Given records:

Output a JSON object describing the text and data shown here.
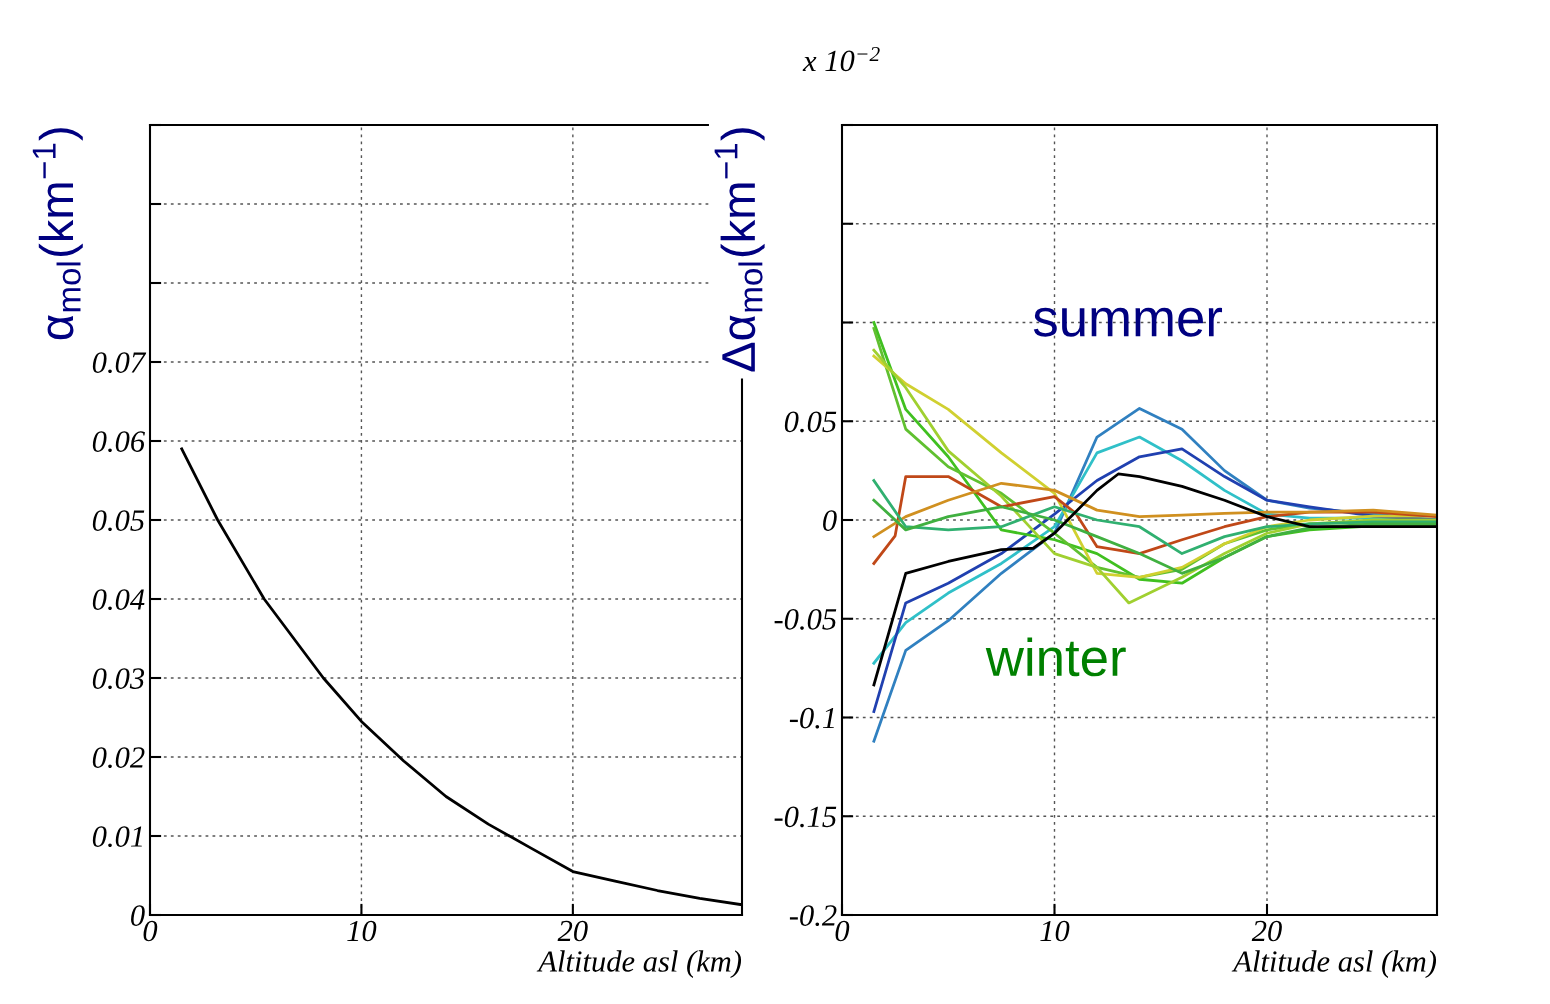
{
  "chart_data": [
    {
      "type": "line",
      "xlabel": "Altitude asl (km)",
      "ylabel": "α$_{mol}$(km$^{−1}$)",
      "xlim": [
        0,
        28
      ],
      "ylim": [
        0,
        0.1
      ],
      "xticks": [
        0,
        10,
        20
      ],
      "yticks": [
        0,
        0.01,
        0.02,
        0.03,
        0.04,
        0.05,
        0.06,
        0.07,
        {
          "value": 0.08,
          "label": null
        },
        {
          "value": 0.09,
          "label": null
        },
        {
          "value": 0.1,
          "label": null
        }
      ],
      "grid": true,
      "series": [
        {
          "color": "#000000",
          "x": [
            1.5,
            3.2,
            5.4,
            8.2,
            10,
            12,
            14,
            16,
            18,
            20,
            22,
            24,
            26,
            28
          ],
          "values": [
            0.059,
            0.05,
            0.04,
            0.03,
            0.0245,
            0.0195,
            0.015,
            0.0115,
            0.0085,
            0.0055,
            0.0043,
            0.0031,
            0.0021,
            0.0013
          ]
        }
      ]
    },
    {
      "type": "line",
      "xlabel": "Altitude asl (km)",
      "ylabel": "Δα$_{mol}$(km$^{−1}$)",
      "xlim": [
        0,
        28
      ],
      "ylim": [
        -0.2,
        0.2
      ],
      "xticks": [
        0,
        10,
        20
      ],
      "yticks": [
        -0.2,
        -0.15,
        -0.1,
        -0.05,
        0,
        0.05,
        {
          "value": 0.1,
          "label": null
        },
        {
          "value": 0.15,
          "label": null
        },
        {
          "value": 0.2,
          "label": null
        }
      ],
      "grid": true,
      "annotations": [
        "x 10$^{−2}$",
        "summer",
        "winter"
      ],
      "series": [
        {
          "color": "#3080c0",
          "x": [
            1.5,
            3,
            5,
            7.5,
            10,
            12,
            14,
            16,
            18,
            20,
            22,
            25,
            28
          ],
          "values": [
            -0.112,
            -0.066,
            -0.051,
            -0.027,
            -0.0067,
            0.042,
            0.0565,
            0.046,
            0.025,
            0.01,
            0.006,
            0.003,
            0
          ]
        },
        {
          "color": "#30c0c8",
          "x": [
            1.5,
            3,
            5,
            7.5,
            10,
            12,
            14,
            16,
            18,
            20,
            22,
            25,
            28
          ],
          "values": [
            -0.0725,
            -0.052,
            -0.037,
            -0.022,
            -0.0034,
            0.034,
            0.042,
            0.03,
            0.015,
            0.003,
            0.001,
            0.001,
            0
          ]
        },
        {
          "color": "#2040b0",
          "x": [
            1.5,
            3,
            5,
            7.5,
            10,
            12,
            14,
            16,
            18,
            20,
            22,
            25,
            28
          ],
          "values": [
            -0.097,
            -0.042,
            -0.032,
            -0.017,
            0.003,
            0.02,
            0.032,
            0.036,
            0.022,
            0.01,
            0.0067,
            0.002,
            0
          ]
        },
        {
          "color": "#40c020",
          "x": [
            1.5,
            3,
            5,
            7.5,
            10,
            12,
            14,
            16,
            18,
            20,
            22,
            25,
            28
          ],
          "values": [
            0.1,
            0.056,
            0.032,
            -0.005,
            -0.01,
            -0.017,
            -0.03,
            -0.032,
            -0.019,
            -0.0084,
            -0.005,
            -0.003,
            -0.003
          ]
        },
        {
          "color": "#60c030",
          "x": [
            1.5,
            3,
            5,
            7.5,
            10,
            12,
            14,
            16,
            18,
            20,
            22,
            25,
            28
          ],
          "values": [
            0.097,
            0.046,
            0.027,
            0.0135,
            -0.0067,
            -0.024,
            -0.029,
            -0.025,
            -0.012,
            -0.005,
            -0.002,
            -0.001,
            -0.001
          ]
        },
        {
          "color": "#d0d030",
          "x": [
            1.5,
            3,
            5,
            7.5,
            10,
            12,
            14,
            16,
            18,
            20,
            22,
            25,
            28
          ],
          "values": [
            0.083,
            0.069,
            0.056,
            0.034,
            0.0135,
            -0.027,
            -0.029,
            -0.024,
            -0.012,
            -0.0034,
            0,
            0.002,
            0.002
          ]
        },
        {
          "color": "#a0d030",
          "x": [
            1.5,
            3,
            5,
            7.5,
            10,
            12,
            13.5,
            16,
            18,
            20,
            22,
            25,
            28
          ],
          "values": [
            0.086,
            0.067,
            0.035,
            0.012,
            -0.017,
            -0.024,
            -0.042,
            -0.029,
            -0.017,
            -0.0067,
            -0.002,
            0,
            0
          ]
        },
        {
          "color": "#c04818",
          "x": [
            1.5,
            2.5,
            3,
            5,
            7.5,
            10,
            11,
            12,
            14,
            16,
            18,
            20,
            22,
            25,
            28
          ],
          "values": [
            -0.022,
            -0.008,
            0.022,
            0.022,
            0.0067,
            0.0118,
            0.0034,
            -0.0135,
            -0.017,
            -0.01,
            -0.0034,
            0.0017,
            0.004,
            0.004,
            0.0017
          ]
        },
        {
          "color": "#d09020",
          "x": [
            1.5,
            3,
            5,
            7.5,
            10,
            12,
            14,
            16,
            18,
            20,
            22,
            25,
            28
          ],
          "values": [
            -0.0084,
            0.0017,
            0.01,
            0.0186,
            0.015,
            0.005,
            0.0017,
            0.0025,
            0.0034,
            0.004,
            0.004,
            0.005,
            0.0025
          ]
        },
        {
          "color": "#30b070",
          "x": [
            1.5,
            3,
            5,
            7.5,
            10,
            12,
            14,
            16,
            18,
            20,
            22,
            25,
            28
          ],
          "values": [
            0.02,
            -0.0034,
            -0.005,
            -0.0034,
            0.0067,
            0,
            -0.0034,
            -0.017,
            -0.0084,
            -0.0034,
            -0.002,
            -0.001,
            -0.001
          ]
        },
        {
          "color": "#40b040",
          "x": [
            1.5,
            3,
            5,
            7.5,
            10,
            12,
            14,
            16,
            18,
            20,
            22,
            25,
            28
          ],
          "values": [
            0.01,
            -0.005,
            0.0017,
            0.0067,
            0,
            -0.0084,
            -0.017,
            -0.027,
            -0.019,
            -0.0084,
            -0.004,
            -0.002,
            -0.002
          ]
        },
        {
          "color": "#000000",
          "x": [
            1.5,
            3,
            5,
            7.5,
            9,
            10,
            12,
            13,
            14,
            16,
            18,
            20,
            22,
            25,
            28
          ],
          "values": [
            -0.0835,
            -0.027,
            -0.021,
            -0.015,
            -0.0143,
            -0.0067,
            0.015,
            0.0233,
            0.022,
            0.017,
            0.01,
            0.0017,
            -0.0034,
            -0.0034,
            -0.0034
          ]
        }
      ]
    }
  ]
}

Problem statement: Repeat the listing in full and exactly. Do not include any images.

Reply to the exercise:
Output a JSON object describing the text and data shown here.
{
  "chart_data": [
    {
      "type": "line",
      "xlabel": "Altitude asl (km)",
      "ylabel": "α$_{mol}$(km$^{−1}$)",
      "xlim": [
        0,
        28
      ],
      "ylim": [
        0,
        0.1
      ],
      "xticks": [
        0,
        10,
        20
      ],
      "yticks": [
        0,
        0.01,
        0.02,
        0.03,
        0.04,
        0.05,
        0.06,
        0.07,
        {
          "value": 0.08,
          "label": null
        },
        {
          "value": 0.09,
          "label": null
        },
        {
          "value": 0.1,
          "label": null
        }
      ],
      "grid": true,
      "series": [
        {
          "color": "#000000",
          "x": [
            1.5,
            3.2,
            5.4,
            8.2,
            10,
            12,
            14,
            16,
            18,
            20,
            22,
            24,
            26,
            28
          ],
          "values": [
            0.059,
            0.05,
            0.04,
            0.03,
            0.0245,
            0.0195,
            0.015,
            0.0115,
            0.0085,
            0.0055,
            0.0043,
            0.0031,
            0.0021,
            0.0013
          ]
        }
      ]
    },
    {
      "type": "line",
      "xlabel": "Altitude asl (km)",
      "ylabel": "Δα$_{mol}$(km$^{−1}$)",
      "xlim": [
        0,
        28
      ],
      "ylim": [
        -0.2,
        0.2
      ],
      "xticks": [
        0,
        10,
        20
      ],
      "yticks": [
        -0.2,
        -0.15,
        -0.1,
        -0.05,
        0,
        0.05,
        {
          "value": 0.1,
          "label": null
        },
        {
          "value": 0.15,
          "label": null
        },
        {
          "value": 0.2,
          "label": null
        }
      ],
      "grid": true,
      "annotations": [
        "x 10$^{−2}$",
        "summer",
        "winter"
      ],
      "series": [
        {
          "color": "#3080c0",
          "x": [
            1.5,
            3,
            5,
            7.5,
            10,
            12,
            14,
            16,
            18,
            20,
            22,
            25,
            28
          ],
          "values": [
            -0.112,
            -0.066,
            -0.051,
            -0.027,
            -0.0067,
            0.042,
            0.0565,
            0.046,
            0.025,
            0.01,
            0.006,
            0.003,
            0
          ]
        },
        {
          "color": "#30c0c8",
          "x": [
            1.5,
            3,
            5,
            7.5,
            10,
            12,
            14,
            16,
            18,
            20,
            22,
            25,
            28
          ],
          "values": [
            -0.0725,
            -0.052,
            -0.037,
            -0.022,
            -0.0034,
            0.034,
            0.042,
            0.03,
            0.015,
            0.003,
            0.001,
            0.001,
            0
          ]
        },
        {
          "color": "#2040b0",
          "x": [
            1.5,
            3,
            5,
            7.5,
            10,
            12,
            14,
            16,
            18,
            20,
            22,
            25,
            28
          ],
          "values": [
            -0.097,
            -0.042,
            -0.032,
            -0.017,
            0.003,
            0.02,
            0.032,
            0.036,
            0.022,
            0.01,
            0.0067,
            0.002,
            0
          ]
        },
        {
          "color": "#40c020",
          "x": [
            1.5,
            3,
            5,
            7.5,
            10,
            12,
            14,
            16,
            18,
            20,
            22,
            25,
            28
          ],
          "values": [
            0.1,
            0.056,
            0.032,
            -0.005,
            -0.01,
            -0.017,
            -0.03,
            -0.032,
            -0.019,
            -0.0084,
            -0.005,
            -0.003,
            -0.003
          ]
        },
        {
          "color": "#60c030",
          "x": [
            1.5,
            3,
            5,
            7.5,
            10,
            12,
            14,
            16,
            18,
            20,
            22,
            25,
            28
          ],
          "values": [
            0.097,
            0.046,
            0.027,
            0.0135,
            -0.0067,
            -0.024,
            -0.029,
            -0.025,
            -0.012,
            -0.005,
            -0.002,
            -0.001,
            -0.001
          ]
        },
        {
          "color": "#d0d030",
          "x": [
            1.5,
            3,
            5,
            7.5,
            10,
            12,
            14,
            16,
            18,
            20,
            22,
            25,
            28
          ],
          "values": [
            0.083,
            0.069,
            0.056,
            0.034,
            0.0135,
            -0.027,
            -0.029,
            -0.024,
            -0.012,
            -0.0034,
            0,
            0.002,
            0.002
          ]
        },
        {
          "color": "#a0d030",
          "x": [
            1.5,
            3,
            5,
            7.5,
            10,
            12,
            13.5,
            16,
            18,
            20,
            22,
            25,
            28
          ],
          "values": [
            0.086,
            0.067,
            0.035,
            0.012,
            -0.017,
            -0.024,
            -0.042,
            -0.029,
            -0.017,
            -0.0067,
            -0.002,
            0,
            0
          ]
        },
        {
          "color": "#c04818",
          "x": [
            1.5,
            2.5,
            3,
            5,
            7.5,
            10,
            11,
            12,
            14,
            16,
            18,
            20,
            22,
            25,
            28
          ],
          "values": [
            -0.022,
            -0.008,
            0.022,
            0.022,
            0.0067,
            0.0118,
            0.0034,
            -0.0135,
            -0.017,
            -0.01,
            -0.0034,
            0.0017,
            0.004,
            0.004,
            0.0017
          ]
        },
        {
          "color": "#d09020",
          "x": [
            1.5,
            3,
            5,
            7.5,
            10,
            12,
            14,
            16,
            18,
            20,
            22,
            25,
            28
          ],
          "values": [
            -0.0084,
            0.0017,
            0.01,
            0.0186,
            0.015,
            0.005,
            0.0017,
            0.0025,
            0.0034,
            0.004,
            0.004,
            0.005,
            0.0025
          ]
        },
        {
          "color": "#30b070",
          "x": [
            1.5,
            3,
            5,
            7.5,
            10,
            12,
            14,
            16,
            18,
            20,
            22,
            25,
            28
          ],
          "values": [
            0.02,
            -0.0034,
            -0.005,
            -0.0034,
            0.0067,
            0,
            -0.0034,
            -0.017,
            -0.0084,
            -0.0034,
            -0.002,
            -0.001,
            -0.001
          ]
        },
        {
          "color": "#40b040",
          "x": [
            1.5,
            3,
            5,
            7.5,
            10,
            12,
            14,
            16,
            18,
            20,
            22,
            25,
            28
          ],
          "values": [
            0.01,
            -0.005,
            0.0017,
            0.0067,
            0,
            -0.0084,
            -0.017,
            -0.027,
            -0.019,
            -0.0084,
            -0.004,
            -0.002,
            -0.002
          ]
        },
        {
          "color": "#000000",
          "x": [
            1.5,
            3,
            5,
            7.5,
            9,
            10,
            12,
            13,
            14,
            16,
            18,
            20,
            22,
            25,
            28
          ],
          "values": [
            -0.0835,
            -0.027,
            -0.021,
            -0.015,
            -0.0143,
            -0.0067,
            0.015,
            0.0233,
            0.022,
            0.017,
            0.01,
            0.0017,
            -0.0034,
            -0.0034,
            -0.0034
          ]
        }
      ]
    }
  ]
}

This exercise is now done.